- Task description
Where a line of the listing below includes the word "创造性和实用性", reproduce that line.

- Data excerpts
--*--

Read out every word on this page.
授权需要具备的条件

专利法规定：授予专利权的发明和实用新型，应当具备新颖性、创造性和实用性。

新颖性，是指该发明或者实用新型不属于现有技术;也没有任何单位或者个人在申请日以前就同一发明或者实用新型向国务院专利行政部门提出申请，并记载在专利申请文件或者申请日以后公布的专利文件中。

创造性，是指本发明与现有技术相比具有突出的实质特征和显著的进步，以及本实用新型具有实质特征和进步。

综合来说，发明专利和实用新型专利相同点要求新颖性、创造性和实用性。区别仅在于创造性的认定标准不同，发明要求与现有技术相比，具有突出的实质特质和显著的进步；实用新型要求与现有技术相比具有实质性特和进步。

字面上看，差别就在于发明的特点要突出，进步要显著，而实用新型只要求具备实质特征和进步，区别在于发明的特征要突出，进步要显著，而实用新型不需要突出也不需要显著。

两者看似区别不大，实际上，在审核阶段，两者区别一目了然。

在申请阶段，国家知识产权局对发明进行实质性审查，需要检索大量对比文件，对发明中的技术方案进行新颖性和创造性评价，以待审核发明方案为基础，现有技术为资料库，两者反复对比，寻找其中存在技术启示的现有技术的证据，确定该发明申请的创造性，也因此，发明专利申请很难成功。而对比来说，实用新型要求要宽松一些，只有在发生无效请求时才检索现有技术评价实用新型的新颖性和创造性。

--*--

- Result
专利法规定：授予专利权的发明和实用新型，应当具备新颖性、创造性和实用性。
综合来说，发明专利和实用新型专利相同点要求新颖性、创造性和实用性。区别仅在于创造性的认定标准不同，发明要求与现有技术相比，具有突出的实质特质和显著的进步；实用新型要求与现有技术相比具有实质性特和进步。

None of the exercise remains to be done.